What the task asks:
Skip the pictures. Copy all the rest of the records down exactly.

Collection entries
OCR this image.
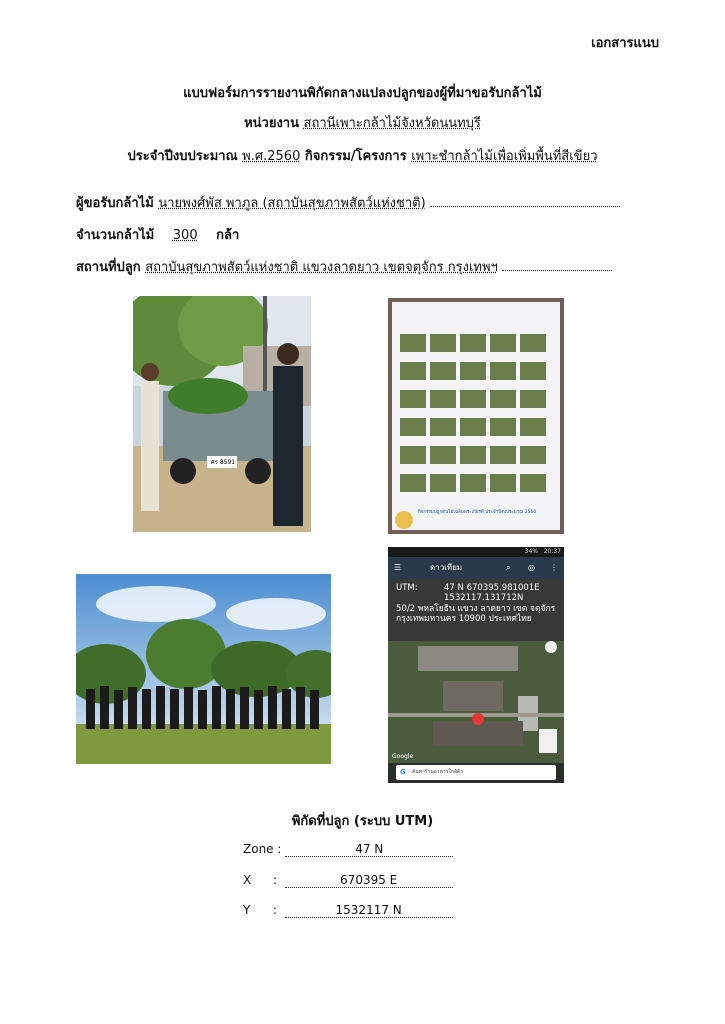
เอกสารแนบ
แบบฟอร์มการรายงานพิกัดกลางแปลงปลูกของผู้ที่มาขอรับกล้าไม้
หน่วยงาน สถานีเพาะกล้าไม้จังหวัดนนทบุรี
ประจำปีงบประมาณ พ.ศ.2560 กิจกรรม/โครงการ เพาะชำกล้าไม้เพื่อเพิ่มพื้นที่สีเขียว
ผู้ขอรับกล้าไม้ นายพงศ์พัส พาภูล (สถาบันสุขภาพสัตว์แห่งชาติ)
จำนวนกล้าไม้ 300 กล้า
สถานที่ปลูก สถาบันสุขภาพสัตว์แห่งชาติ แขวงลาดยาว เขตจตุจักร กรุงเทพฯ
กิจกรรมปลูกต้นไม้เฉลิมพระเกียรติ ประจำปีงบประมาณ 2560
34% 20:37
☰	ดาวเทียม	⌕ ◎ ⋮
UTM:	47 N 670395.981001E
1532117.131712N
50/2 พหลโยธิน แขวง ลาดยาว เขต จตุจักร กรุงเทพมหานคร 10900 ประเทศไทย
Google
G ค้นหาร้านอาหารใกล้ตัว
พิกัดที่ปลูก (ระบบ UTM)
Zone :	47 N
X :	670395 E
Y :	1532117 N
ศร 8591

Task answer:
OCR this image.
เอกสารแนบ
แบบฟอร์มการรายงานพิกัดกลางแปลงปลูกของผู้ที่มาขอรับกล้าไม้
หน่วยงาน สถานีเพาะกล้าไม้จังหวัดนนทบุรี
ประจำปีงบประมาณ พ.ศ.2560 กิจกรรม/โครงการ เพาะชำกล้าไม้เพื่อเพิ่มพื้นที่สีเขียว
ผู้ขอรับกล้าไม้ นายพงศ์พัส พาภูล (สถาบันสุขภาพสัตว์แห่งชาติ)
จำนวนกล้าไม้ 300 กล้า
สถานที่ปลูก สถาบันสุขภาพสัตว์แห่งชาติ แขวงลาดยาว เขตจตุจักร กรุงเทพฯ
กิจกรรมปลูกต้นไม้เฉลิมพระเกียรติ ประจำปีงบประมาณ 2560
34% 20:37
☰	ดาวเทียม	⌕ ◎ ⋮
UTM:	47 N 670395.981001E
1532117.131712N
50/2 พหลโยธิน แขวง ลาดยาว เขต จตุจักร กรุงเทพมหานคร 10900 ประเทศไทย
Google
G ค้นหาร้านอาหารใกล้ตัว
พิกัดที่ปลูก (ระบบ UTM)
Zone :	47 N
X :	670395 E
Y :	1532117 N
ศร 8591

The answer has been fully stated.